(WHAT YOU HAVE TO DO):
Here are some entries; quote each one exactly.

[BEGIN EXTRACTED INFORMATION]

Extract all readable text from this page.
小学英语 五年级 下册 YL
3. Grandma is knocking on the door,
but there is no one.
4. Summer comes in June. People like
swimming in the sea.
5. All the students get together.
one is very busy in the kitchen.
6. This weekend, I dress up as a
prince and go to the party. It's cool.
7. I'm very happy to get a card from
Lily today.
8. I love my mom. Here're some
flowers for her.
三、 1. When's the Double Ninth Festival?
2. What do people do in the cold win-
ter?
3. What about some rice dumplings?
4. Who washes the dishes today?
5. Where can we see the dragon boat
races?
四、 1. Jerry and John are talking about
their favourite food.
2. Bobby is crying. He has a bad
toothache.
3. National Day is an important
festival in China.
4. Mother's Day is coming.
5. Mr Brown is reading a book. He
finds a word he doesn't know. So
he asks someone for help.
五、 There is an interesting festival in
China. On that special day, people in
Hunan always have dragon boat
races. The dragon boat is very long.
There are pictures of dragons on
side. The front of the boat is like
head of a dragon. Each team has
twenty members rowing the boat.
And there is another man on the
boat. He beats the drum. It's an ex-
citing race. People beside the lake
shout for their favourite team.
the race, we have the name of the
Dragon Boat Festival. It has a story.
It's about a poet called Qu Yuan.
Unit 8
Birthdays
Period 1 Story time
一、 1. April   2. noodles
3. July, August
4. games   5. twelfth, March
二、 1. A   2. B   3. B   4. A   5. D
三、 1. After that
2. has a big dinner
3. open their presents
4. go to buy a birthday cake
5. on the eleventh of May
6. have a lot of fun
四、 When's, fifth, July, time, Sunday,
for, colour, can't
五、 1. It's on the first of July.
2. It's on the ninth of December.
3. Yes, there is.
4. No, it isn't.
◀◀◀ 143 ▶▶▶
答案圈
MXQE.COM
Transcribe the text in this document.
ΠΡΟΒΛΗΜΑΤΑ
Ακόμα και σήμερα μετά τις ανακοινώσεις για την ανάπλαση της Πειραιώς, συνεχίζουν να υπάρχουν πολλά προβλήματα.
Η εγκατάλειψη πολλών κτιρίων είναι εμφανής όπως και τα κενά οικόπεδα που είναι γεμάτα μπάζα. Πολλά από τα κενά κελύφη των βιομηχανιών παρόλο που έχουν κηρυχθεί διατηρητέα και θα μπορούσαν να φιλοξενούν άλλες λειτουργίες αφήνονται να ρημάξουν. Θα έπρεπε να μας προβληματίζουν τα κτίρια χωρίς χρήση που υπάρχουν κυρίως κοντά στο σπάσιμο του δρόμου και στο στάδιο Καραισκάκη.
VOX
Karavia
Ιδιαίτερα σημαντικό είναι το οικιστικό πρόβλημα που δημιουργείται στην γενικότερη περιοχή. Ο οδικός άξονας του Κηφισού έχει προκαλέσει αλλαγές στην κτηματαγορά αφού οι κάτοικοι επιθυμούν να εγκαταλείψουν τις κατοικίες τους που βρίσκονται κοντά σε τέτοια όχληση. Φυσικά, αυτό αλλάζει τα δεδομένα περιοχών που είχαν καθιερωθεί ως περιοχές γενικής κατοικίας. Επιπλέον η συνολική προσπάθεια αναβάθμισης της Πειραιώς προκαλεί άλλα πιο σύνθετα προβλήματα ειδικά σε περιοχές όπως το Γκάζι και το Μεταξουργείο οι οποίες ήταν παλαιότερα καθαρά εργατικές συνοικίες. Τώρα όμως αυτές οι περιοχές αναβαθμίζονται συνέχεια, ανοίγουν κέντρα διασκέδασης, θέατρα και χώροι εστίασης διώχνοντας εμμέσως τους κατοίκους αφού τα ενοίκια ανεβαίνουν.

[END EXTRACTED INFORMATION]

(REPLY TO THE EXERCISE):
Extract all readable text from this page.
小学英语 五年级 下册 YL
3. Grandma is knocking on the door,
but there is no one.
4. Summer comes in June. People like
swimming in the sea.
5. All the students get together.
one is very busy in the kitchen.
6. This weekend, I dress up as a
prince and go to the party. It's cool.
7. I'm very happy to get a card from
Lily today.
8. I love my mom. Here're some
flowers for her.
三、 1. When's the Double Ninth Festival?
2. What do people do in the cold win-
ter?
3. What about some rice dumplings?
4. Who washes the dishes today?
5. Where can we see the dragon boat
races?
四、 1. Jerry and John are talking about
their favourite food.
2. Bobby is crying. He has a bad
toothache.
3. National Day is an important
festival in China.
4. Mother's Day is coming.
5. Mr Brown is reading a book. He
finds a word he doesn't know. So
he asks someone for help.
五、 There is an interesting festival in
China. On that special day, people in
Hunan always have dragon boat
races. The dragon boat is very long.
There are pictures of dragons on
side. The front of the boat is like
head of a dragon. Each team has
twenty members rowing the boat.
And there is another man on the
boat. He beats the drum. It's an ex-
citing race. People beside the lake
shout for their favourite team.
the race, we have the name of the
Dragon Boat Festival. It has a story.
It's about a poet called Qu Yuan.
Unit 8
Birthdays
Period 1 Story time
一、 1. April   2. noodles
3. July, August
4. games   5. twelfth, March
二、 1. A   2. B   3. B   4. A   5. D
三、 1. After that
2. has a big dinner
3. open their presents
4. go to buy a birthday cake
5. on the eleventh of May
6. have a lot of fun
四、 When's, fifth, July, time, Sunday,
for, colour, can't
五、 1. It's on the first of July.
2. It's on the ninth of December.
3. Yes, there is.
4. No, it isn't.
◀◀◀ 143 ▶▶▶
答案圈
MXQE.COM
Transcribe the text in this document.
ΠΡΟΒΛΗΜΑΤΑ
Ακόμα και σήμερα μετά τις ανακοινώσεις για την ανάπλαση της Πειραιώς, συνεχίζουν να υπάρχουν πολλά προβλήματα.
Η εγκατάλειψη πολλών κτιρίων είναι εμφανής όπως και τα κενά οικόπεδα που είναι γεμάτα μπάζα. Πολλά από τα κενά κελύφη των βιομηχανιών παρόλο που έχουν κηρυχθεί διατηρητέα και θα μπορούσαν να φιλοξενούν άλλες λειτουργίες αφήνονται να ρημάξουν. Θα έπρεπε να μας προβληματίζουν τα κτίρια χωρίς χρήση που υπάρχουν κυρίως κοντά στο σπάσιμο του δρόμου και στο στάδιο Καραισκάκη.
VOX
Karavia
Ιδιαίτερα σημαντικό είναι το οικιστικό πρόβλημα που δημιουργείται στην γενικότερη περιοχή. Ο οδικός άξονας του Κηφισού έχει προκαλέσει αλλαγές στην κτηματαγορά αφού οι κάτοικοι επιθυμούν να εγκαταλείψουν τις κατοικίες τους που βρίσκονται κοντά σε τέτοια όχληση. Φυσικά, αυτό αλλάζει τα δεδομένα περιοχών που είχαν καθιερωθεί ως περιοχές γενικής κατοικίας. Επιπλέον η συνολική προσπάθεια αναβάθμισης της Πειραιώς προκαλεί άλλα πιο σύνθετα προβλήματα ειδικά σε περιοχές όπως το Γκάζι και το Μεταξουργείο οι οποίες ήταν παλαιότερα καθαρά εργατικές συνοικίες. Τώρα όμως αυτές οι περιοχές αναβαθμίζονται συνέχεια, ανοίγουν κέντρα διασκέδασης, θέατρα και χώροι εστίασης διώχνοντας εμμέσως τους κατοίκους αφού τα ενοίκια ανεβαίνουν.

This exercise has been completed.